▸ Request: Which lines in the material below contain the word "vorderer"? Copy each of them.

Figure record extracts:
──────

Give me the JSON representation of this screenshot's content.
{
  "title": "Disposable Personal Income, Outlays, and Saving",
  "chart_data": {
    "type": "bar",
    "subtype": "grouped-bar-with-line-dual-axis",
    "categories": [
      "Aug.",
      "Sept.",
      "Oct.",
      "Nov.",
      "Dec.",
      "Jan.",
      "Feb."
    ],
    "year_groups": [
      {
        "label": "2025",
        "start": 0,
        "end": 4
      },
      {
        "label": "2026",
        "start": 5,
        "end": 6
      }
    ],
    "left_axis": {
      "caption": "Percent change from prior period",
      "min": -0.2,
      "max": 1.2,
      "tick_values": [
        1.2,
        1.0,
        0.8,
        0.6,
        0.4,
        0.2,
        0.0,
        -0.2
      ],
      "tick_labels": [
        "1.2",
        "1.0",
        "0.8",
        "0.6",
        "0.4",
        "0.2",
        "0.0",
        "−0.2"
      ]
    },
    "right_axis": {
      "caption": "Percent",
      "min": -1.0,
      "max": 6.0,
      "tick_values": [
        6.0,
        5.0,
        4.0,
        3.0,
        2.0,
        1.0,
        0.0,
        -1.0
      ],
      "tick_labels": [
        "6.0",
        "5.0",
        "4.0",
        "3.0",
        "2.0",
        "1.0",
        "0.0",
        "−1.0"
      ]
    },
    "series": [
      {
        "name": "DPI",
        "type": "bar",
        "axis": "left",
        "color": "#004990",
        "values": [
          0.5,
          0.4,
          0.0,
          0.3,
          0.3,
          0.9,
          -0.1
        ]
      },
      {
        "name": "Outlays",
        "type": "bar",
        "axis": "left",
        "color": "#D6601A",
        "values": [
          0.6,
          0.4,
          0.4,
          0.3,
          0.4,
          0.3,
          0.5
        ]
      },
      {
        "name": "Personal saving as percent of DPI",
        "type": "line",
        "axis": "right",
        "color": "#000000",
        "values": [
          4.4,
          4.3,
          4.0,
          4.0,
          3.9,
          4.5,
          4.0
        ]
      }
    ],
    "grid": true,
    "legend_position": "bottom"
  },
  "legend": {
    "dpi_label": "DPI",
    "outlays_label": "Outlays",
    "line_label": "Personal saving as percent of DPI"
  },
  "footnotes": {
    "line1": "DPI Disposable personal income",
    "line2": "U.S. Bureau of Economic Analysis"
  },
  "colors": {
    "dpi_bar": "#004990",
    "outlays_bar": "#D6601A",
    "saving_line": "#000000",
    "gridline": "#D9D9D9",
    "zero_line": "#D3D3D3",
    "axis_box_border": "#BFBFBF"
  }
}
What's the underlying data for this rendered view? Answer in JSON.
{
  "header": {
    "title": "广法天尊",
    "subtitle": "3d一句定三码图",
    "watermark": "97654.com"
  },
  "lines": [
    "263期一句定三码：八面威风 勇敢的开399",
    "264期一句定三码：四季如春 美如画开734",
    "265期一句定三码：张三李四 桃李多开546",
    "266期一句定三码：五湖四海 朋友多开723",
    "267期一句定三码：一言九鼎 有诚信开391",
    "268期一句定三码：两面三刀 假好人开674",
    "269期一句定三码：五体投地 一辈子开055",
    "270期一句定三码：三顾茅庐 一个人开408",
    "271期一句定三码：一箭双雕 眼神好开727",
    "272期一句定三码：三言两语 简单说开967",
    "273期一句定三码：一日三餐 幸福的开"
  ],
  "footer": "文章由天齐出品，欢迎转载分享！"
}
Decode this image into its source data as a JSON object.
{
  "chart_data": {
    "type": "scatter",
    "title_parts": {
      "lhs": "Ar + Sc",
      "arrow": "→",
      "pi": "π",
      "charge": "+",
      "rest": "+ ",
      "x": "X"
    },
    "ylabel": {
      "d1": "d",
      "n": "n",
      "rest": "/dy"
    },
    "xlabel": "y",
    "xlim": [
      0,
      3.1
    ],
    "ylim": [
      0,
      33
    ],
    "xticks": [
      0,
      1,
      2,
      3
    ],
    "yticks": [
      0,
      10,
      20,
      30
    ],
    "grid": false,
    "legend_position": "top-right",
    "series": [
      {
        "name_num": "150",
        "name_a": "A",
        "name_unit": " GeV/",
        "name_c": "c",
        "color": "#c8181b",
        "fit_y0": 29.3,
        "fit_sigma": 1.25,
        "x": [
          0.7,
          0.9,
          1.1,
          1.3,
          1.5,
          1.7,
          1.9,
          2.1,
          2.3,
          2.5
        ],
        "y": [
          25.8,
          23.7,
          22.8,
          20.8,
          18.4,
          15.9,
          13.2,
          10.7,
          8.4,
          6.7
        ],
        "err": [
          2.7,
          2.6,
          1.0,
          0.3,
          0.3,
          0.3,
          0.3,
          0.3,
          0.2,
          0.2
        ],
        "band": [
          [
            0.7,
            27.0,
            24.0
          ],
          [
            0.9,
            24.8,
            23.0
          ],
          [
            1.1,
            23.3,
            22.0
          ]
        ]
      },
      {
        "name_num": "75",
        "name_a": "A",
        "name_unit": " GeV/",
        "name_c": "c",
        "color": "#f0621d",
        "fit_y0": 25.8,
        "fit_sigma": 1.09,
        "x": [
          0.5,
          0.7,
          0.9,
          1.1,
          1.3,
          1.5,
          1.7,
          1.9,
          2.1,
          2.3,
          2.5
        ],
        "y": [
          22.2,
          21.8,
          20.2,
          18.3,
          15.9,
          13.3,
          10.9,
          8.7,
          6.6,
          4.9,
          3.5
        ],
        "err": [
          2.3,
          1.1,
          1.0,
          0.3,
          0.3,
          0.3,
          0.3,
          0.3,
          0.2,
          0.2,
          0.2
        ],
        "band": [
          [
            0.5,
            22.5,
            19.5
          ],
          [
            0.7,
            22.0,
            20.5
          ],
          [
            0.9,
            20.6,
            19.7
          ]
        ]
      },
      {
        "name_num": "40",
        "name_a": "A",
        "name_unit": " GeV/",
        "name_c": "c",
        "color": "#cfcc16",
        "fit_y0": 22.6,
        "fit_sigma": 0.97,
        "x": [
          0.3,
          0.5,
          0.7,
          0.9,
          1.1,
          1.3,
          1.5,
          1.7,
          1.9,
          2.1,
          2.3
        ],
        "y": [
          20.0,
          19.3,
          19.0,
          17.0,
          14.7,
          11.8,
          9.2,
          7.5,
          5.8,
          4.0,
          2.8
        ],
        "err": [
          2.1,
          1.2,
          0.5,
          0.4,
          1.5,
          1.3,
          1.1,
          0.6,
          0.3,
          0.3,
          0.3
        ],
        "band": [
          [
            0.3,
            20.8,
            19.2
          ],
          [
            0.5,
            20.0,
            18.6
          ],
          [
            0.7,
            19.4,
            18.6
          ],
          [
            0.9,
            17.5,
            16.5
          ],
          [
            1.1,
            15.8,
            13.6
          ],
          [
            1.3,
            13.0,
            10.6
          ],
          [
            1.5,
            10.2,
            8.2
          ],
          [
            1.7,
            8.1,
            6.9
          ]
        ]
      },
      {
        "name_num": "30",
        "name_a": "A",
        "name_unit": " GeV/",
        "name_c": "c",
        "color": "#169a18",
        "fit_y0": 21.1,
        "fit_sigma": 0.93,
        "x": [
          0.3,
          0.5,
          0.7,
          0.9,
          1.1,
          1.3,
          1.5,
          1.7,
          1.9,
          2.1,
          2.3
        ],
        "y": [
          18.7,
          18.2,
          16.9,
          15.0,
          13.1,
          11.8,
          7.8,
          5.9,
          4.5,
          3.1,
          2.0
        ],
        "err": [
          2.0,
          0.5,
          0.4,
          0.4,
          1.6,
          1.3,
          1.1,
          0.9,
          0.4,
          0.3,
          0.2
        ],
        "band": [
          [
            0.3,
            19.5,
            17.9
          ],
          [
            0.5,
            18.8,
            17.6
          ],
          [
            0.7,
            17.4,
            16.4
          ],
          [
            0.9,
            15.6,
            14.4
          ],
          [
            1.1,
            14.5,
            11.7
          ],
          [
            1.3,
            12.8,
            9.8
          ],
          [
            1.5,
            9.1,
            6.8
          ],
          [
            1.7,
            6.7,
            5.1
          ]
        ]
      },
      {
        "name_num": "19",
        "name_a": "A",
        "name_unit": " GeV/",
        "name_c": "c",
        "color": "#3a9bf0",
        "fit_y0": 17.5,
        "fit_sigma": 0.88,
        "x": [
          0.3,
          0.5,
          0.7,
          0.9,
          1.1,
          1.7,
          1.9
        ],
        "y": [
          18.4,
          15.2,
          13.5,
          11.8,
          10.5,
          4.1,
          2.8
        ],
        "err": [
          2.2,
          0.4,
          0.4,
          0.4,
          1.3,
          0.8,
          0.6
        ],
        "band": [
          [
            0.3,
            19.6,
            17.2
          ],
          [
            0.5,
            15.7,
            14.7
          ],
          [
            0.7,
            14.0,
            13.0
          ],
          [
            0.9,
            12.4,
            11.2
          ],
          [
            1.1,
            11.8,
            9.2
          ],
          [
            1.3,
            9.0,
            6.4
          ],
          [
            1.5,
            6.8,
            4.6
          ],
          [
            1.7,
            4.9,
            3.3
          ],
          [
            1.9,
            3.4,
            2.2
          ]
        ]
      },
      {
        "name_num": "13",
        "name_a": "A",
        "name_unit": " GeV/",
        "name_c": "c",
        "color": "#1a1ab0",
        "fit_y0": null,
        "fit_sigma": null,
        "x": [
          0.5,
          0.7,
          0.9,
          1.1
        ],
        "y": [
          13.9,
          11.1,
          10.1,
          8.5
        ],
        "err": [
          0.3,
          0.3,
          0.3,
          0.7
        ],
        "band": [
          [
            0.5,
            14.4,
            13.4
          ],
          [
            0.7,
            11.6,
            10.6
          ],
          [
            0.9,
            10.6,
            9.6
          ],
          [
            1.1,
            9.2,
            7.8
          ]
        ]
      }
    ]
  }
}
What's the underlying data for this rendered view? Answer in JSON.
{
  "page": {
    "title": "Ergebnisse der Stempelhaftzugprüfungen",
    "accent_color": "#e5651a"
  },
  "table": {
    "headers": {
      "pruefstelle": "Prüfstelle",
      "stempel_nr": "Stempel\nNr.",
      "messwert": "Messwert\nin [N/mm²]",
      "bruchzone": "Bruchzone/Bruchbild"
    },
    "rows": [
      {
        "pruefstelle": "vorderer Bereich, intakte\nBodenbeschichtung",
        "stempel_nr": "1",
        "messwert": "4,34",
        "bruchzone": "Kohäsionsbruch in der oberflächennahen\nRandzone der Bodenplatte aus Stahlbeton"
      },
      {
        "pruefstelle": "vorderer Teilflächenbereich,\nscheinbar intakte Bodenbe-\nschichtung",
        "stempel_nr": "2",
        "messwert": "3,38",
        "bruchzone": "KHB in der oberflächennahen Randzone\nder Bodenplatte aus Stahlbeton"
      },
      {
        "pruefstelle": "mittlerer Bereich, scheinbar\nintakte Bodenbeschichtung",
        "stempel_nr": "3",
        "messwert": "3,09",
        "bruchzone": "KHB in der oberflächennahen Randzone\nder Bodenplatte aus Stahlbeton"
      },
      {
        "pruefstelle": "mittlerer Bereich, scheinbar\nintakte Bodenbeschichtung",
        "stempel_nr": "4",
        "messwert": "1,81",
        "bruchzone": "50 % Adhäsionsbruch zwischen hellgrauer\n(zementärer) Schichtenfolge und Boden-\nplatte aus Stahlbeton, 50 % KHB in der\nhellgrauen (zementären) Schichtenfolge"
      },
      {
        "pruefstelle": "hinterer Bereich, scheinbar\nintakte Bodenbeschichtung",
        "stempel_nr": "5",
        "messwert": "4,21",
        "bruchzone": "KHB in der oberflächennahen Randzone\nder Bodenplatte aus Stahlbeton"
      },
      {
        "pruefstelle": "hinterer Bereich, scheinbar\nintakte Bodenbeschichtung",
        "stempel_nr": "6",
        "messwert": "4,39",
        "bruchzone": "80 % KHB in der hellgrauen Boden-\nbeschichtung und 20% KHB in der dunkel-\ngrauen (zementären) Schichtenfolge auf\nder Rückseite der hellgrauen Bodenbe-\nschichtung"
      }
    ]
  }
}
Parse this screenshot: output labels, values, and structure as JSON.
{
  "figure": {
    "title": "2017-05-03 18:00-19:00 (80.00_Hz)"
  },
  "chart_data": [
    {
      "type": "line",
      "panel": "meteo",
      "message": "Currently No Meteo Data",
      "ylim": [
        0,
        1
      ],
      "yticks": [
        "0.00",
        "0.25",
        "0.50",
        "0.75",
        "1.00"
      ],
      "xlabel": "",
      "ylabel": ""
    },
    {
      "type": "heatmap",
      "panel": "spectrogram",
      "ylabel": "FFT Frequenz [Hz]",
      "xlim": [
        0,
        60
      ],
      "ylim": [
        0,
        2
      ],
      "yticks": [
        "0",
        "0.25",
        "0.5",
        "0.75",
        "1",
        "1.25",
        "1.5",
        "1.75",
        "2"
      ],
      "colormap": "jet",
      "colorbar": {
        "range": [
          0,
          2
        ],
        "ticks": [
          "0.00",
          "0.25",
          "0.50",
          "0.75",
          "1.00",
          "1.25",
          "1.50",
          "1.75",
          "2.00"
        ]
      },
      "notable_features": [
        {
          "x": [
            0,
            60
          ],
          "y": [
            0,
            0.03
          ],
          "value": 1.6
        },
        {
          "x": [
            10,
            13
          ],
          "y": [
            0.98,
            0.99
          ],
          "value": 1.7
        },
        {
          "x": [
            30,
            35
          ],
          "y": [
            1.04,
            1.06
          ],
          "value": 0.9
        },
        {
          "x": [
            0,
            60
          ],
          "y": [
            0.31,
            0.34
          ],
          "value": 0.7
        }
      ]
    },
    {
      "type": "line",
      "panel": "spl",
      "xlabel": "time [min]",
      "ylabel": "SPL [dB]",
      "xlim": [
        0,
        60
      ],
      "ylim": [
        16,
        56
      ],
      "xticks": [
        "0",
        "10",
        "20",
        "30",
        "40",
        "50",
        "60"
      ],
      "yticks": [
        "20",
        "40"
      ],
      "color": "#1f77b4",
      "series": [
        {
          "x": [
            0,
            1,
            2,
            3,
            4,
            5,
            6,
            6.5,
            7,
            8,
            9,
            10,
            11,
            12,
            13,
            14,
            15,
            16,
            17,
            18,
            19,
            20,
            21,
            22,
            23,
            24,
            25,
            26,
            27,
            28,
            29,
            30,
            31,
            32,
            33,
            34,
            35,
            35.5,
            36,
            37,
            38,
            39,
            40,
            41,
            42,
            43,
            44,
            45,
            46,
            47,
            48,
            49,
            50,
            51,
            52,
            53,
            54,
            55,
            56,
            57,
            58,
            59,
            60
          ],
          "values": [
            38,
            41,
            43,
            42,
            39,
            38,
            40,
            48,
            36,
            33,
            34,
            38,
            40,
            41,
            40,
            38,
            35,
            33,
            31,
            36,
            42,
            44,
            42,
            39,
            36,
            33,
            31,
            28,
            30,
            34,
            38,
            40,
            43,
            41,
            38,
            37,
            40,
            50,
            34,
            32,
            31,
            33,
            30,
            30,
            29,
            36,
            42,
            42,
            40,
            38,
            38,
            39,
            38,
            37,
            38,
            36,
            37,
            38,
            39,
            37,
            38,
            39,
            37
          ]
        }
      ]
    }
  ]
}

──────

▸ Completed task:
        "pruefstelle": "vorderer Bereich, intakte\nBodenbeschichtung",
        "pruefstelle": "vorderer Teilflächenbereich,\nscheinbar intakte Bodenbe-\nschichtung",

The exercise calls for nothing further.